Dies ist der endgültige Ausgang eines seit 2012 spielenden politischen und juristischen Dramas, das Bände spricht über die politischen Verhältnisse in Damaskus und in Beirut.
Aufgeflogene Sprengstoffanschläge
Im August 2012 wurden im Auto des früheren Ministers 24 Pakete von Explosivkörpern und Zündsätze gefunden und beschlagnahmt. Ein erster Prozess gegen ihn machte klar, dass er nach seinem eigenen Geständnis gedachte, dieses Material und dazu bestimmte Geldsummen weiterzugeben an Agenten, die, wie er annahm, beauftragt waren, die vorgesehenen Bombenanschläge durchzuführen.
In Wirklichkeit war der angebliche Organisator der Anschläge und Empfänger des Materials ein Doppelagent, der für die libanesische Sicherheit wirkte, und deshalb flog der Anschlag auf. Der Agent, der Milad Kfouri heissen soll, und der den Empänger spielte, sorgte auch dafür, dass die Anweisungen, die er von Samaha erhielt, registriert wurden.

Gespeicherte Zeilen:
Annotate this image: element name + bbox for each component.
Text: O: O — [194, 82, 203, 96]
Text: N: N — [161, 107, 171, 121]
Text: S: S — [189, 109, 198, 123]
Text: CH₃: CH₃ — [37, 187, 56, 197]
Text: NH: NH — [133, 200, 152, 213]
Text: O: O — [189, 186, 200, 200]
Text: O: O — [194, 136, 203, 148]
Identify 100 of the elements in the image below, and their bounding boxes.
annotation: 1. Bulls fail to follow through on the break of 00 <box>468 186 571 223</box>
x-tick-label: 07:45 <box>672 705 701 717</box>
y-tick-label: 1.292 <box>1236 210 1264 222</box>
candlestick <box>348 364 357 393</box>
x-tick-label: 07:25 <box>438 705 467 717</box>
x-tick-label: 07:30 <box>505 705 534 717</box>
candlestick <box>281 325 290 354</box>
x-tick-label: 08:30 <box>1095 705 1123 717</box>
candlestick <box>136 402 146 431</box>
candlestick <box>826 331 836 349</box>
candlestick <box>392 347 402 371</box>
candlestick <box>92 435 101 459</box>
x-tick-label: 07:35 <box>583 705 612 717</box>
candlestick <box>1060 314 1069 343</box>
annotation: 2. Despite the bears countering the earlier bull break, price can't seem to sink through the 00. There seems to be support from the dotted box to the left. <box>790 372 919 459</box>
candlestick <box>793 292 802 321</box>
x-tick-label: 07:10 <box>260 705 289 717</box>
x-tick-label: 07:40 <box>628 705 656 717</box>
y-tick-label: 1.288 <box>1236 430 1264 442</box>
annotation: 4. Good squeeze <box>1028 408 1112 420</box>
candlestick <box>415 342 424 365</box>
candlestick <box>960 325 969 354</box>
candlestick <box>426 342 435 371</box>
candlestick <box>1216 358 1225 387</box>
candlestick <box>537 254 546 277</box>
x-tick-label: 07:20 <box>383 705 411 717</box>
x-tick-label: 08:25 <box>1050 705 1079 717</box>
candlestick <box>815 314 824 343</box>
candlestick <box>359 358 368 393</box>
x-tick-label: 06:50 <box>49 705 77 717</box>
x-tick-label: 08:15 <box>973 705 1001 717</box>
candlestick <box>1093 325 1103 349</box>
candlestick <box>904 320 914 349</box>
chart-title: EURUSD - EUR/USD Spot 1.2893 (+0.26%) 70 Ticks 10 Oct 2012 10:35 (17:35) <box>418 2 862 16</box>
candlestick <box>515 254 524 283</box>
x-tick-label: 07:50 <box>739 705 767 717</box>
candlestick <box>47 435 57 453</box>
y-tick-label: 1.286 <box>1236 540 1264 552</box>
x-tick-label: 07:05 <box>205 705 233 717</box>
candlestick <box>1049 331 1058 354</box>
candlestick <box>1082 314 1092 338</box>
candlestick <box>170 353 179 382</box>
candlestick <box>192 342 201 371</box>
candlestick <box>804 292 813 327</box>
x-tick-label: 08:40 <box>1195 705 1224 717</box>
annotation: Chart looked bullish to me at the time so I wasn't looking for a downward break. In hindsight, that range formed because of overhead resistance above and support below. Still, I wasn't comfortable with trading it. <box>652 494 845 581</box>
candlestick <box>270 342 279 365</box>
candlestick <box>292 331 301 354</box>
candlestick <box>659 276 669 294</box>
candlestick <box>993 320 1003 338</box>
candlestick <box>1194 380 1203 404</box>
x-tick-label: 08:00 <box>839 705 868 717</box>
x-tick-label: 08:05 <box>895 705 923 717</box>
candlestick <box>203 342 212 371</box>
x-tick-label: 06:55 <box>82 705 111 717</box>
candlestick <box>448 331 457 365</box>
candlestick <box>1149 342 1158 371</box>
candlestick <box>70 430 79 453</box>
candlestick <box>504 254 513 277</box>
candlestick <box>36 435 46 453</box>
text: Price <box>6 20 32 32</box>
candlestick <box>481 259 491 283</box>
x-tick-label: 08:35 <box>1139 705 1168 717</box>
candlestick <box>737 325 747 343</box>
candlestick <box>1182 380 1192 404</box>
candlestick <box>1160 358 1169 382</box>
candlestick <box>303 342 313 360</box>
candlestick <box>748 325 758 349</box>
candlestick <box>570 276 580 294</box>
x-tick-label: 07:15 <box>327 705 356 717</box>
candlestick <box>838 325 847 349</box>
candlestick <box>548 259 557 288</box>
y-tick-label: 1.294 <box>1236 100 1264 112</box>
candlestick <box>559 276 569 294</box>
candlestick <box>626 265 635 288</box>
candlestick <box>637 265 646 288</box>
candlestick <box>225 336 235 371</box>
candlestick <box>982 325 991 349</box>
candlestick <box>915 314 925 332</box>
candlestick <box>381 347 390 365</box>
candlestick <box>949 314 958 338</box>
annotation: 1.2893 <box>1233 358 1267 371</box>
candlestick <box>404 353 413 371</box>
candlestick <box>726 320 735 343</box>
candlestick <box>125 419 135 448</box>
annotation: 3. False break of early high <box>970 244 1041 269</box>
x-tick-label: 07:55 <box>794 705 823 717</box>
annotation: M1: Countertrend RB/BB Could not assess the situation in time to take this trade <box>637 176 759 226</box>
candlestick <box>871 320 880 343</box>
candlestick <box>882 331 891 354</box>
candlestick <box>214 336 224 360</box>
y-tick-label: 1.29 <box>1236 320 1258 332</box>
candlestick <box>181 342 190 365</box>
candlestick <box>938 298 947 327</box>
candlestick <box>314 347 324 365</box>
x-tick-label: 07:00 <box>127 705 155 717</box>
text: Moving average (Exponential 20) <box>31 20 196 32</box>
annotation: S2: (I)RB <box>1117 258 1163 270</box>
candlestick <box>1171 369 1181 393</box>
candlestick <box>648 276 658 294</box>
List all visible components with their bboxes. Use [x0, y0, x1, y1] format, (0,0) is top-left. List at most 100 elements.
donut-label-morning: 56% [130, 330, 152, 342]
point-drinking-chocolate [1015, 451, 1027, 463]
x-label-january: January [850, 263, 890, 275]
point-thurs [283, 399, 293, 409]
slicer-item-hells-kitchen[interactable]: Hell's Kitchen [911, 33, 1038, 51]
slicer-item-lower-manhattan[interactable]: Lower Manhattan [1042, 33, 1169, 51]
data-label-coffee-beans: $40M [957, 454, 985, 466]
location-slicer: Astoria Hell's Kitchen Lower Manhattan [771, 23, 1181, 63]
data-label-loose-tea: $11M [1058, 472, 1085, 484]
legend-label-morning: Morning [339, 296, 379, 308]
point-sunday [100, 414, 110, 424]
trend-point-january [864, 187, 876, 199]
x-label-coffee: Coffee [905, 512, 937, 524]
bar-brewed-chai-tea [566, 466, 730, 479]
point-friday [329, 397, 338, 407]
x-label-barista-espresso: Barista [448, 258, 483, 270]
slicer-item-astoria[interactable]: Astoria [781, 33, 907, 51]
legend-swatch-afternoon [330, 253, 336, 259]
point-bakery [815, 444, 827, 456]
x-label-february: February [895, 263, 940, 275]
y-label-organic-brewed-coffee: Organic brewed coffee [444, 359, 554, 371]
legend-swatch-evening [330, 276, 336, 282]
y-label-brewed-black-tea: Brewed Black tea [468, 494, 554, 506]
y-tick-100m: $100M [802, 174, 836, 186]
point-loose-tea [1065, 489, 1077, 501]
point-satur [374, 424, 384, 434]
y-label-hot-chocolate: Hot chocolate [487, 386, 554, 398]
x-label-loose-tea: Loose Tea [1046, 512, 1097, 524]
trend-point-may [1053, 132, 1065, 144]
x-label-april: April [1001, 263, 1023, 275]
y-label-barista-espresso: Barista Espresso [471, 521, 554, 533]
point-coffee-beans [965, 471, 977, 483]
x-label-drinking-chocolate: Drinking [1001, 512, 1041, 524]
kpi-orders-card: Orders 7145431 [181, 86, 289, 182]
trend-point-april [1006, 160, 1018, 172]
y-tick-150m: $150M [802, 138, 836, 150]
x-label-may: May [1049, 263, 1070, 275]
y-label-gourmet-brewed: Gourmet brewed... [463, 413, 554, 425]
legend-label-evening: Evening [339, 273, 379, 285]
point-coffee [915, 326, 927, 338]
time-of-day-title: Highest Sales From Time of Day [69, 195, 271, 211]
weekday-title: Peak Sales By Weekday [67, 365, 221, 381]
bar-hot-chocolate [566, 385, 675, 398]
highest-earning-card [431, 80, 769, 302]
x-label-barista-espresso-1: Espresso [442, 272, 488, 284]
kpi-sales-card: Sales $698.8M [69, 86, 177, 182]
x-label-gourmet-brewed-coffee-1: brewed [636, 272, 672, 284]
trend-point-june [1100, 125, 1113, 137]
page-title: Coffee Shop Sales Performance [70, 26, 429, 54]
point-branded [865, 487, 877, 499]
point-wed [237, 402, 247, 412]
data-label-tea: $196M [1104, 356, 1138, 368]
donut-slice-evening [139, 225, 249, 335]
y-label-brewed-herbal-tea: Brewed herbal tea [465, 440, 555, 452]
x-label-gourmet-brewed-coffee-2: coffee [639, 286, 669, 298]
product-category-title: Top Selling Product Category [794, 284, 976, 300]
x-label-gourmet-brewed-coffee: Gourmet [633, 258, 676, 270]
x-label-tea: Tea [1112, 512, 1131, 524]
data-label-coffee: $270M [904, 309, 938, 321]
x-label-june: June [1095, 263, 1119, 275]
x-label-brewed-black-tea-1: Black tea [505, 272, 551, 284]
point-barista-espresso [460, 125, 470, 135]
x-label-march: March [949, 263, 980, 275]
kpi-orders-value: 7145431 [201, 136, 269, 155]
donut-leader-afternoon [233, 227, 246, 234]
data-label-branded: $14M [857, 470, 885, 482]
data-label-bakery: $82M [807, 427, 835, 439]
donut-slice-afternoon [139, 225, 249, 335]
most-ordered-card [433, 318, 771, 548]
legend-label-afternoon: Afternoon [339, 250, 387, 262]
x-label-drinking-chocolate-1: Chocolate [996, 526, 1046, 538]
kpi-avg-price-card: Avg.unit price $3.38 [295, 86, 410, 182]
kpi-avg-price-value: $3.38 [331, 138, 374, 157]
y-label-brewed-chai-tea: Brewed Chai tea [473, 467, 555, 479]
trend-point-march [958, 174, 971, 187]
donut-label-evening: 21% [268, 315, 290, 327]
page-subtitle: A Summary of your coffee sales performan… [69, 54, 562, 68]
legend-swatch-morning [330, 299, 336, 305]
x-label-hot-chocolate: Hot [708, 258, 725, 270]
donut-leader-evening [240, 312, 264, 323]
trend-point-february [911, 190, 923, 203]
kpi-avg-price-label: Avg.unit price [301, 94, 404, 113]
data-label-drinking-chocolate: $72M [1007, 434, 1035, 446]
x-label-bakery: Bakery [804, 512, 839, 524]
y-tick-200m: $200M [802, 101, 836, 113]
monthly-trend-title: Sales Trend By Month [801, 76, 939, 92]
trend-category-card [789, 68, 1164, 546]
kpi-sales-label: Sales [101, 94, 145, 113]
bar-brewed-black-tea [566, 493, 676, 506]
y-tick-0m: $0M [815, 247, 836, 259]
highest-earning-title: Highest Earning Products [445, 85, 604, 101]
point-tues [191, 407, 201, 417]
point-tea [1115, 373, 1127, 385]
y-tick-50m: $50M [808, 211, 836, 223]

Gestellte Aufgabe: Tippen Sie aus dem Text über die aufgeflogenen Sprengstoffanschläge den Abschnitt wortgetreu ab, beginnend mit „Dies ist der“ und weiter bis einschließlich „und in Beirut.“.

Lösung der Aufgabe:
Dies ist der endgültige Ausgang eines seit 2012 spielenden politischen und juristischen Dramas, das Bände spricht über die politischen Verhältnisse in Damaskus und in Beirut.